DOCUMENT SEGMENT:
┄┄┄┄┄┄
Latin America Brief

A one-stop weekly digest of politics, economics, technology, and culture in Latin America. Delivered Friday.

AMLO’s Electrical Faceoff

Mexico and the United States might be headed for their biggest clash yet under USMCA.

Osborn-Catherine-foreign-policy-columnist15
Osborn-Catherine-foreign-policy-columnist15
Catherine Osborn
By , the writer of Foreign Policy’s weekly Latin America Brief.
Mexican President Andrés Manuel López Obrador speaks during his daily morning press conference in Mexico City on April 11.
Mexican President Andrés Manuel López Obrador speaks during his daily morning press conference in Mexico City on April 11.
Mexican President Andrés Manuel López Obrador speaks during his daily morning press conference in Mexico City on April 11. CLAUDIO CRUZ/AFP via Getty Images

Welcome back to Foreign Policy’s Latin America Brief.

The highlights this week: Washington readies for a showdown over Mexico’s power grid, an electric car start-up in Bolivia tries to tap into the country’s lithium reserves, and Brazilian pop star Anitta makes her U.S. record debut.

If you would like to receive Latin America Brief in your inbox every Friday, please sign up here.

Welcome back to Foreign Policy’s Latin America Brief.

The highlights this week: Washington readies for a showdown over Mexico’s power grid, an electric car start-up in Bolivia tries to tap into the country’s lithium reserves, and Brazilian pop star Anitta makes her U.S. record debut.

If you would like to receive Latin America Brief in your inbox every Friday, please sign up here.


AMLO Digs In

In predominantly Christian Latin America, it’s highly unusual that a congressional vote would occur on Easter Sunday. But that’s exactly what Mexican President Andrés Manuel López Obrador has lined up for this weekend. It’s the latest round of jousting over a proposed energy reform so controversial it may lead to the biggest conflict yet between Mexico and the United States under the United States-Mexico-Canada Agreement (USMCA), the trade pact enacted in 2020.
┄┄┄┄┄┄
GIVEN RECORDS:
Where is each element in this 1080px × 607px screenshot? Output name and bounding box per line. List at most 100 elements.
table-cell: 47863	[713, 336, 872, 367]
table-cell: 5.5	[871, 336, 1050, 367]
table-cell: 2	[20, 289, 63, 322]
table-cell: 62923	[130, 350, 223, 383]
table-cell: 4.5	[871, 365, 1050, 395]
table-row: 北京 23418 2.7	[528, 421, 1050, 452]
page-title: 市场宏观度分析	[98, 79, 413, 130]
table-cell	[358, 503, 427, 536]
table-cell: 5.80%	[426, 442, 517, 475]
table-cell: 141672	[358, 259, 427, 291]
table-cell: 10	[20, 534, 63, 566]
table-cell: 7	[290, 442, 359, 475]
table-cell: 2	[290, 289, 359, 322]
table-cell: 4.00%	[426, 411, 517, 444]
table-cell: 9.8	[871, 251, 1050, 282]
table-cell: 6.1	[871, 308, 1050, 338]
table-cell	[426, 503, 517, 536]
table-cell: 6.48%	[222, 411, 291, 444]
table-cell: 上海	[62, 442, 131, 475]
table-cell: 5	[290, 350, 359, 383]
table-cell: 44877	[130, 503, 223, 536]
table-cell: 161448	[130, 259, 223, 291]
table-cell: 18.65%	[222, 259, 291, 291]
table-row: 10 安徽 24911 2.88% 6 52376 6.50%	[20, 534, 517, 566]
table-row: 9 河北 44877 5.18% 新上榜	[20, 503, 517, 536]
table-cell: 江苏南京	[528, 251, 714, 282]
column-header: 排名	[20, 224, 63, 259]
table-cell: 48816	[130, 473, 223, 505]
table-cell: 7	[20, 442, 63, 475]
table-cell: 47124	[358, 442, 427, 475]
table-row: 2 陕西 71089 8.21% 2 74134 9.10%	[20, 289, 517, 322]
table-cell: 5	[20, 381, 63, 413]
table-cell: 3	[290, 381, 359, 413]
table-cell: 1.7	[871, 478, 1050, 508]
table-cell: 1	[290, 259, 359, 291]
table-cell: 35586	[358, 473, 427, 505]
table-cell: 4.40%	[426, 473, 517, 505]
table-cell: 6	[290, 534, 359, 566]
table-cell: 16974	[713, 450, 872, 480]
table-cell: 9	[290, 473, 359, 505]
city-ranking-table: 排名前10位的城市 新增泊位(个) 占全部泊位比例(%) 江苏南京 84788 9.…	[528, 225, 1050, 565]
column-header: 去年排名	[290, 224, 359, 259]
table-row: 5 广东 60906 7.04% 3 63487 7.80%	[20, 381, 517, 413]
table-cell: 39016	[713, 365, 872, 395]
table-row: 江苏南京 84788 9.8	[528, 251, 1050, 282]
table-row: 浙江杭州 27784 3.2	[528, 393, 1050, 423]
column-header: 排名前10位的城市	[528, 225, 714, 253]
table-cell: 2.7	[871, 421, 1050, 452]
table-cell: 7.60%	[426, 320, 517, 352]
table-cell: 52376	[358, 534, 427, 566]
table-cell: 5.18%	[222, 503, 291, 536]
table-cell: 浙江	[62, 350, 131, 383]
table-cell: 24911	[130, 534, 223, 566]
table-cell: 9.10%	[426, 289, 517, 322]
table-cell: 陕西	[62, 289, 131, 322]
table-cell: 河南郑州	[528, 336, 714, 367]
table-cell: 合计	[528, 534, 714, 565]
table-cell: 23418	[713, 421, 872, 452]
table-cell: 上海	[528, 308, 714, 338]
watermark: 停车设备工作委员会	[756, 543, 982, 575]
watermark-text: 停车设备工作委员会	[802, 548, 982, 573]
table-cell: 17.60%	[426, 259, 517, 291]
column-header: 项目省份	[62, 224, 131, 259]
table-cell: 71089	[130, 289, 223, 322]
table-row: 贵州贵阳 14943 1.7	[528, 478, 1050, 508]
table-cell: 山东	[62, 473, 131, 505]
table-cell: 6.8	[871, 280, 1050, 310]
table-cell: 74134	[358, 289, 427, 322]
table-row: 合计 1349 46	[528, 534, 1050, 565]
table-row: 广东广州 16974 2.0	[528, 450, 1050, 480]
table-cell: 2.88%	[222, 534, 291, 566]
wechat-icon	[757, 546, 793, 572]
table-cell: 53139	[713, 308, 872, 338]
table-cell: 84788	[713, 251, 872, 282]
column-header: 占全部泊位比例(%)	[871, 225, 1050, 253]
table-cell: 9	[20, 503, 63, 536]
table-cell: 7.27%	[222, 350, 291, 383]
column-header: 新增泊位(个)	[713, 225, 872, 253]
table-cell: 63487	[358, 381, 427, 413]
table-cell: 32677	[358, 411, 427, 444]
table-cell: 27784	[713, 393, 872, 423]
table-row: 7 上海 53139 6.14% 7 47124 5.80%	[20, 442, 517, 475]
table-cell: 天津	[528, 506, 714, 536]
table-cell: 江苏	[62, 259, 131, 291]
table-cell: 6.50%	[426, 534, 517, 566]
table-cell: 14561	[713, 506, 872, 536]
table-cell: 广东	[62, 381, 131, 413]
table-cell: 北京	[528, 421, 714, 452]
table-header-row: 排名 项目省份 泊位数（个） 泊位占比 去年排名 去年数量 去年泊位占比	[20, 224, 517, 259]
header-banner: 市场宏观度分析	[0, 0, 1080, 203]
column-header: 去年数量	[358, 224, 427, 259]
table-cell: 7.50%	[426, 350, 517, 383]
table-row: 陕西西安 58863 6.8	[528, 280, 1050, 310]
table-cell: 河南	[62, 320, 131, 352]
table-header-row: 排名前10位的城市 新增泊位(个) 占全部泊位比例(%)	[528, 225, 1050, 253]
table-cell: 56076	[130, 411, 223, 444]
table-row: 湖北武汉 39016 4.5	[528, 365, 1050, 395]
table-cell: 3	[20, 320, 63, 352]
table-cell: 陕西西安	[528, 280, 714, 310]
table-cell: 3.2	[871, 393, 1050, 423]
┄┄┄┄┄┄
PROBLEM DETAILS: In the newsletter, on what day is the Mexican congressional vote on the energy reform set to take place? The lines above are separate material, unrelated to the newsletter.

CORRECT ANSWER: Easter Sunday.